What you will do:
Go through the data below and gather each line containing "this".

The records:

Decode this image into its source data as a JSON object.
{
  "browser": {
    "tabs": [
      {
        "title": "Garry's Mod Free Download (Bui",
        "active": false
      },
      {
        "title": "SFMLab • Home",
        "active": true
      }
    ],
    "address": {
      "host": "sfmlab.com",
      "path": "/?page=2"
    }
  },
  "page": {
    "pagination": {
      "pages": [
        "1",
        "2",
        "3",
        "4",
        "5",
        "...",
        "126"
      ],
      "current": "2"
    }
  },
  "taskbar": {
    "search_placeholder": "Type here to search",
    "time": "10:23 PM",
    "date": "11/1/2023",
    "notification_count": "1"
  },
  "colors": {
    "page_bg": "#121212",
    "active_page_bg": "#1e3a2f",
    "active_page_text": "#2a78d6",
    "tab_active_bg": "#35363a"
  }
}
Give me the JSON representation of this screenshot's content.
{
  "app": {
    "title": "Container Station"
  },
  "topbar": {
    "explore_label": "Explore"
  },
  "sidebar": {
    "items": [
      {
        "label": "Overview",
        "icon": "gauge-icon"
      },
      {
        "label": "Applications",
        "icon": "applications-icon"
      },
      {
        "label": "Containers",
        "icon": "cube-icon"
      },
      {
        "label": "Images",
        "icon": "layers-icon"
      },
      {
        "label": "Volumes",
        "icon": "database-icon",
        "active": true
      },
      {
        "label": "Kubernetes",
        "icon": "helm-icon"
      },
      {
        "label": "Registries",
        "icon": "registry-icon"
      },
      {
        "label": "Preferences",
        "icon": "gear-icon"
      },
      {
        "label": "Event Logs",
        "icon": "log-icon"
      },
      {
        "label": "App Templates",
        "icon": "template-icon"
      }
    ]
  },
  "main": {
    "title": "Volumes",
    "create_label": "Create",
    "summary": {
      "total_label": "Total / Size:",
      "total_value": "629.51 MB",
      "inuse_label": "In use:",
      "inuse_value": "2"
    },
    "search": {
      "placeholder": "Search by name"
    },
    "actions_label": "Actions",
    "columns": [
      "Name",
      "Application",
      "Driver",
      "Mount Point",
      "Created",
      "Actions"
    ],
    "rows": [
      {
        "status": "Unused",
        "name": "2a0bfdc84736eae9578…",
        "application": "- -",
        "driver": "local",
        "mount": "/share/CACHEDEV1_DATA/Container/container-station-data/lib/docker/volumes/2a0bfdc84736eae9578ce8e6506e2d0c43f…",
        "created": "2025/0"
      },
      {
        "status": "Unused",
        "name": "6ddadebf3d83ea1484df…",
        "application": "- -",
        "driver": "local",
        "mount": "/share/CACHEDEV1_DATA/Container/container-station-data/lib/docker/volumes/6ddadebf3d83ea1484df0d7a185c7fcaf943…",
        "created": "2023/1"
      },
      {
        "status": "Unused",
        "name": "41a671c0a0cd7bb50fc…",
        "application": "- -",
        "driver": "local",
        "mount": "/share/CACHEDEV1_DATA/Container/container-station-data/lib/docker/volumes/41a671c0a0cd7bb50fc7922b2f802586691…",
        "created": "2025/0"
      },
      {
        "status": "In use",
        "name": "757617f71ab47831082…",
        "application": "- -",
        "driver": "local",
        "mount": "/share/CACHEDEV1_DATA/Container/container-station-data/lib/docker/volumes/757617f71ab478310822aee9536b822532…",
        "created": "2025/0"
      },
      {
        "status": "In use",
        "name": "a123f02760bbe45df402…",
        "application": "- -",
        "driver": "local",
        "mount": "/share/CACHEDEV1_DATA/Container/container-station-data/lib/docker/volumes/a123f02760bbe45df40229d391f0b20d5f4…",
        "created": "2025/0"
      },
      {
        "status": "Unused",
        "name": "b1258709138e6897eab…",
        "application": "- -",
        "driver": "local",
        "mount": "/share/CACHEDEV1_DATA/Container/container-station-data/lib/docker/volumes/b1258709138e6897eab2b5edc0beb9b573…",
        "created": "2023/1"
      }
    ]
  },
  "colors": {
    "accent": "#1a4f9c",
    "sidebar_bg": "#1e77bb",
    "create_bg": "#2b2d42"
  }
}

Exercise response:
Decode this image into its source data as a JSON object.
Give me the JSON representation of this screenshot's content.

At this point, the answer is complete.